== Stored rows ==

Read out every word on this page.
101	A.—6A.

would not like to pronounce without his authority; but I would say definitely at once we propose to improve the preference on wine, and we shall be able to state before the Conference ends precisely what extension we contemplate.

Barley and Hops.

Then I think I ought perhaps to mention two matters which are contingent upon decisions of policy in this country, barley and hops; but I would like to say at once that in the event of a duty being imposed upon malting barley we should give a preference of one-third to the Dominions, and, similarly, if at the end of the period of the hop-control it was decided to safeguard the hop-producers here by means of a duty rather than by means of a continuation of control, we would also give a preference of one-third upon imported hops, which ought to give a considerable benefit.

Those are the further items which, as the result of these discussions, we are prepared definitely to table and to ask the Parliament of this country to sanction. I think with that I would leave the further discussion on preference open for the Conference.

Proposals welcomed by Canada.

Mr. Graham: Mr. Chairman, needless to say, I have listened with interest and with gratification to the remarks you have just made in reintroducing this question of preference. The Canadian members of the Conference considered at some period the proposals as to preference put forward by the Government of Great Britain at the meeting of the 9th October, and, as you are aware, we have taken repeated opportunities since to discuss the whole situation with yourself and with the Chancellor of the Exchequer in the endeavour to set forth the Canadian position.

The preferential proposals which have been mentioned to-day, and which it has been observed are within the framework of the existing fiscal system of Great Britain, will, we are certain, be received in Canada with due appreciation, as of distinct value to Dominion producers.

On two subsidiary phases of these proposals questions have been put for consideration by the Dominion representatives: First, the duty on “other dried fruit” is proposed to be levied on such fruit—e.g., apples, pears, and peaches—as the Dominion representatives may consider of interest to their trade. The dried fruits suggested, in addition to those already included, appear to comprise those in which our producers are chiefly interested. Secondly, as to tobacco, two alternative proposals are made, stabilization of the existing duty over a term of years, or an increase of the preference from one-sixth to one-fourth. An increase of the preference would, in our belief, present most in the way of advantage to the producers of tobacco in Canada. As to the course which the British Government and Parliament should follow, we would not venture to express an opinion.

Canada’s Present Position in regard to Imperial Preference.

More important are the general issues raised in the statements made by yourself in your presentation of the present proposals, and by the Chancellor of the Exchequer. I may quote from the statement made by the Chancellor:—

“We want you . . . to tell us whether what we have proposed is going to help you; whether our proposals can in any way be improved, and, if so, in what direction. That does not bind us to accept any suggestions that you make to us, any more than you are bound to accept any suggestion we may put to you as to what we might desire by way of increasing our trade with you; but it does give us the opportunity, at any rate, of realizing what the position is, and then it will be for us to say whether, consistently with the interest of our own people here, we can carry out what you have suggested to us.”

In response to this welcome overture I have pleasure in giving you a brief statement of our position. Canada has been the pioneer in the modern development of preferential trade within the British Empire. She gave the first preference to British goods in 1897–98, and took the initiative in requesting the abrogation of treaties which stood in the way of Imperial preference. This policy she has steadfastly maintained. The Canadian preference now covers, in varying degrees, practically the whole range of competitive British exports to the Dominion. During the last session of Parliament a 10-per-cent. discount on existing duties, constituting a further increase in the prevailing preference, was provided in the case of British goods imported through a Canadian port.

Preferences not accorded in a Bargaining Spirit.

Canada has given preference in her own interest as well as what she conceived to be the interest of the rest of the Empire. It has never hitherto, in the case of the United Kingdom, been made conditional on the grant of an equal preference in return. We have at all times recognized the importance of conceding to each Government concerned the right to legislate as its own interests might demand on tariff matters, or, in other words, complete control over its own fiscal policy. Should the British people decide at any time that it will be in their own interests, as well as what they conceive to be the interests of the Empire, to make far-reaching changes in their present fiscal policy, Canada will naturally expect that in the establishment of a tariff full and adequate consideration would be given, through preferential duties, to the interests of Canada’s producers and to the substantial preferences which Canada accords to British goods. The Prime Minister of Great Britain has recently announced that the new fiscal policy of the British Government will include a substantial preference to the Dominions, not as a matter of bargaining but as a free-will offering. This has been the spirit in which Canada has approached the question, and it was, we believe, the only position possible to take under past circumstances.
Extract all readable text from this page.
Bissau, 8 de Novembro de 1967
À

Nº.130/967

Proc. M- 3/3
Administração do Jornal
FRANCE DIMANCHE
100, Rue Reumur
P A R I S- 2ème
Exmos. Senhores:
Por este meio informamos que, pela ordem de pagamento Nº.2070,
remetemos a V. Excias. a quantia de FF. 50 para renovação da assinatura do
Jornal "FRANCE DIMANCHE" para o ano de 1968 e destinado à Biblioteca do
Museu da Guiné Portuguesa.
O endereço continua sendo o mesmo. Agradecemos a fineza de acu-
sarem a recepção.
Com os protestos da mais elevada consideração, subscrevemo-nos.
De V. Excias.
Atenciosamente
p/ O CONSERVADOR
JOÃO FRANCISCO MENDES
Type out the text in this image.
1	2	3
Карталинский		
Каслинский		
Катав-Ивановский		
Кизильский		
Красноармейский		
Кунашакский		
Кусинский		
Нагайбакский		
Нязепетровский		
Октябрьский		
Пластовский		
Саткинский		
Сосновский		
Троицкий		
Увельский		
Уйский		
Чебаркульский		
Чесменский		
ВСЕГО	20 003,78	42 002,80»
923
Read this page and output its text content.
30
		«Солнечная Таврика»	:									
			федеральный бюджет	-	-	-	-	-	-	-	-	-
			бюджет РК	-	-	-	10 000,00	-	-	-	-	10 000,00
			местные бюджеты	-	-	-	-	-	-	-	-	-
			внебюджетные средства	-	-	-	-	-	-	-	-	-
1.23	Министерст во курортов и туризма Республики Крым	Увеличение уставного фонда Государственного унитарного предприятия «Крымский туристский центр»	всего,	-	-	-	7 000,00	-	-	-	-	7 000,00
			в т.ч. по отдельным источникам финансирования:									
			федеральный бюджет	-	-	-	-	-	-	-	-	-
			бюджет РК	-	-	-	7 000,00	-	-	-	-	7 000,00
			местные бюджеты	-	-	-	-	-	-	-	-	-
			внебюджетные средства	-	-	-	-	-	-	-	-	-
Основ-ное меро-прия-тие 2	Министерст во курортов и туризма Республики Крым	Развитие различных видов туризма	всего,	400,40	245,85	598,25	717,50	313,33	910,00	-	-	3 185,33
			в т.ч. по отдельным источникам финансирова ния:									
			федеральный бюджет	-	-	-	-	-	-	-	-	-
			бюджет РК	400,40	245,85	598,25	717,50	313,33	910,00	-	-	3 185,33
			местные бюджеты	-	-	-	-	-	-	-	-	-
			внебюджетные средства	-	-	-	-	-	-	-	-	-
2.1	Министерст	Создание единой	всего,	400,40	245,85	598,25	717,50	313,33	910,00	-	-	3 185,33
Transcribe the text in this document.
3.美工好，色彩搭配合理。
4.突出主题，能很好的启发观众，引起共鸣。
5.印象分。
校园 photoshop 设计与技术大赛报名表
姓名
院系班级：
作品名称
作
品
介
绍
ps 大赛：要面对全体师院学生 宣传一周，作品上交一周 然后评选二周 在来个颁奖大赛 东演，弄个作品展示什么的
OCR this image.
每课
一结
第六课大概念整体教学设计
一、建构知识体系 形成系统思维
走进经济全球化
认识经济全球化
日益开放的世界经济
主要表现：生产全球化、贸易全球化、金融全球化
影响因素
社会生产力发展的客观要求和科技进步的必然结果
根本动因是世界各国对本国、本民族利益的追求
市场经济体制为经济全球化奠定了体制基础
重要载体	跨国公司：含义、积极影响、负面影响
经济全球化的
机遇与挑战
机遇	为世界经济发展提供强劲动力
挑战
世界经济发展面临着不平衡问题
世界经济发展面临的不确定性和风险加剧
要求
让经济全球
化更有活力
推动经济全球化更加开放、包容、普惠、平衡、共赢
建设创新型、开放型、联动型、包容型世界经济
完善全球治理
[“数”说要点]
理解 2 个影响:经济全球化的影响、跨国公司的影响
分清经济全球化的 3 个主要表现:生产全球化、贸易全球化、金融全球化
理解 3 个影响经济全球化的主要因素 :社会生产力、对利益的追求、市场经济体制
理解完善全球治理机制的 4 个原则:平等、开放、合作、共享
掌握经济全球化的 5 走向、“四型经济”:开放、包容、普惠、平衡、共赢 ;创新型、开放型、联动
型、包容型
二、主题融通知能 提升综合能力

===

Stated task: Return every line above in which the string "туризма" occurs.

Written answer:
1.23	Министерст во курортов и туризма Республики Крым	Увеличение уставного фонда Государственного унитарного предприятия «Крымский туристский центр»	всего,	-	-	-	7 000,00	-	-	-	-	7 000,00
Основ-ное меро-прия-тие 2	Министерст во курортов и туризма Республики Крым	Развитие различных видов туризма	всего,	400,40	245,85	598,25	717,50	313,33	910,00	-	-	3 185,33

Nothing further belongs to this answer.